* _Written task_
Pick out and copy every line below that has the word "help".

* _Records_
::::::::

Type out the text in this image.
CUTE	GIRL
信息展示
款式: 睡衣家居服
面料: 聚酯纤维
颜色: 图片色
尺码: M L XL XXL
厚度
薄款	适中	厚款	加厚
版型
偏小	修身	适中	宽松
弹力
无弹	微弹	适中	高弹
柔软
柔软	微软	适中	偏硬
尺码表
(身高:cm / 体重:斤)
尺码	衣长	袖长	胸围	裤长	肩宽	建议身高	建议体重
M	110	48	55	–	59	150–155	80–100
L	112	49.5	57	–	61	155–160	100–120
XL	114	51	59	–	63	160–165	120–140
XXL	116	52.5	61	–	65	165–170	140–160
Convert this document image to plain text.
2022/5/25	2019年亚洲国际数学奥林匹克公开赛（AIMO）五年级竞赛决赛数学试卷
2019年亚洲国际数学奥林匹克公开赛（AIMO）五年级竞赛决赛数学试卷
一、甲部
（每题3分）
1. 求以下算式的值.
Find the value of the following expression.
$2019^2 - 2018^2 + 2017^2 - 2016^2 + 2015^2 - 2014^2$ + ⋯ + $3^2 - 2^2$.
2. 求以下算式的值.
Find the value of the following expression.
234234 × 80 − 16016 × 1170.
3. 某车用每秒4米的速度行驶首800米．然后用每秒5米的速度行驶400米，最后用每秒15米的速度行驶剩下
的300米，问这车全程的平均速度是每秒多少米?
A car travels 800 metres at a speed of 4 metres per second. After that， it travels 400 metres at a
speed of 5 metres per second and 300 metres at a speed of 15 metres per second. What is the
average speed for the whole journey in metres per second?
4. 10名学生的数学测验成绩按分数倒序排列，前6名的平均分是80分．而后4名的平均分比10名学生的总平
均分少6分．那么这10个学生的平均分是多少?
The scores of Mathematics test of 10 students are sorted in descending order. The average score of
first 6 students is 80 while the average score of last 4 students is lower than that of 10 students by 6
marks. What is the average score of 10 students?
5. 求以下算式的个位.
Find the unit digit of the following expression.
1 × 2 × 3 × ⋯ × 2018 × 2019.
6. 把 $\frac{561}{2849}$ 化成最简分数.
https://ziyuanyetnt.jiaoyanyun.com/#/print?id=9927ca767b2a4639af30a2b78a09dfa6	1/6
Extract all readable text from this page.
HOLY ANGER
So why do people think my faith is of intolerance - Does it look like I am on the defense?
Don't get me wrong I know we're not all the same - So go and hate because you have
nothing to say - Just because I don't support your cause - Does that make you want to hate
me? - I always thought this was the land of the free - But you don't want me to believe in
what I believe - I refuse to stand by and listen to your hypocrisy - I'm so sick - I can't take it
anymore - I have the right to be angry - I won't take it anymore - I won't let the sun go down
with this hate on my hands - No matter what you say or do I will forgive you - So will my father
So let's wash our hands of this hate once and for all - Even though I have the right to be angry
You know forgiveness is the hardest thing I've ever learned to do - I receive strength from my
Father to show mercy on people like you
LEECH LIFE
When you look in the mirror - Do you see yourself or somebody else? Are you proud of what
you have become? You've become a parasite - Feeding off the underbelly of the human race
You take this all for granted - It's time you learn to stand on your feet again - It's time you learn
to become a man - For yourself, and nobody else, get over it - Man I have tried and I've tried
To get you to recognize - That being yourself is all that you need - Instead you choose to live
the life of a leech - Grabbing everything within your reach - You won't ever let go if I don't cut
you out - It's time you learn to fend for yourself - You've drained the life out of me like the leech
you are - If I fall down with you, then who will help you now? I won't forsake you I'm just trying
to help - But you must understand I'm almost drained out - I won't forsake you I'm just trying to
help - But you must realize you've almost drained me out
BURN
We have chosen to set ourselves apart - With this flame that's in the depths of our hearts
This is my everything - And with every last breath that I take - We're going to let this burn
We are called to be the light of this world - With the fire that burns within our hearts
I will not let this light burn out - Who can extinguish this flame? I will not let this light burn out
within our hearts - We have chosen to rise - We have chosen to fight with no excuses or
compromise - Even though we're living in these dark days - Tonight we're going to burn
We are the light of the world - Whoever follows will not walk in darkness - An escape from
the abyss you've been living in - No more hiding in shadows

::::::::

* _Task response_
you are - If I fall down with you, then who will help you now? I won't forsake you I'm just trying
to help - But you must understand I'm almost drained out - I won't forsake you I'm just trying to
help - But you must realize you've almost drained me out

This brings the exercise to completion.